> Exercise prompt
Please work out how many lines in the material contain "improve" and give only that figure.

> Records for the task
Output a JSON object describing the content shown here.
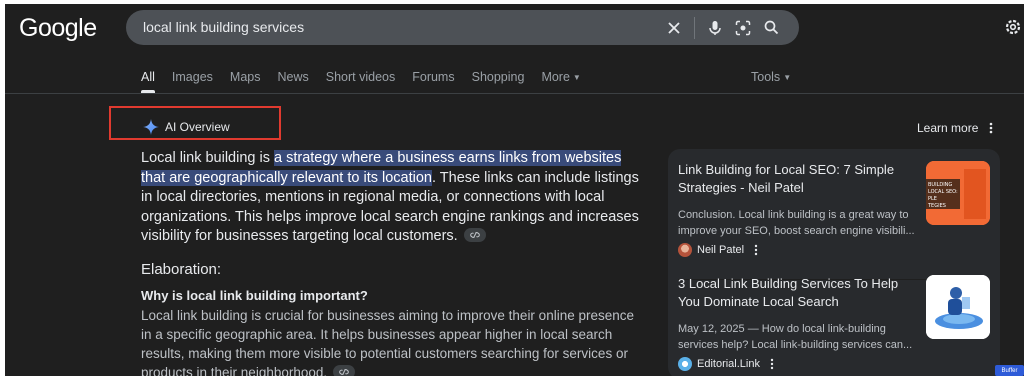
{
  "header": {
    "logo": "Google",
    "search": {
      "value": "local link building services"
    },
    "icons": [
      "close-icon",
      "mic-icon",
      "lens-icon",
      "search-icon",
      "settings-icon"
    ]
  },
  "tabs": [
    {
      "label": "All",
      "active": true
    },
    {
      "label": "Images"
    },
    {
      "label": "Maps"
    },
    {
      "label": "News"
    },
    {
      "label": "Short videos"
    },
    {
      "label": "Forums"
    },
    {
      "label": "Shopping"
    },
    {
      "label": "More"
    }
  ],
  "tools_label": "Tools",
  "ai_overview": {
    "label": "AI Overview",
    "learn_more": "Learn more",
    "intro_before": "Local link building is ",
    "intro_highlight": "a strategy where a business earns links from websites that are geographically relevant to its location",
    "intro_after": ". These links can include listings in local directories, mentions in regional media, or connections with local organizations. This helps improve local search engine rankings and increases visibility for businesses targeting local customers.",
    "elaboration_heading": "Elaboration:",
    "subheading": "Why is local link building important?",
    "sub_text": "Local link building is crucial for businesses aiming to improve their online presence in a specific geographic area. It helps businesses appear higher in local search results, making them more visible to potential customers searching for services or products in their neighborhood."
  },
  "sources": [
    {
      "title": "Link Building for Local SEO: 7 Simple Strategies - Neil Patel",
      "snippet": "Conclusion. Local link building is a great way to improve your SEO, boost search engine visibili...",
      "site": "Neil Patel",
      "thumb_text": "BUILDING\nLOCAL SEO:\nPLE\nTEGIES"
    },
    {
      "title": "3 Local Link Building Services To Help You Dominate Local Search",
      "snippet": "May 12, 2025 — How do local link-building services help? Local link-building services can...",
      "site": "Editorial.Link"
    }
  ],
  "badge": "Buffer",
  "colors": {
    "background": "#1f1f1f",
    "highlight": "#394b7a",
    "annotation_box": "#e03a2f",
    "panel": "#282a2d"
  }
}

> Result for this exercise
3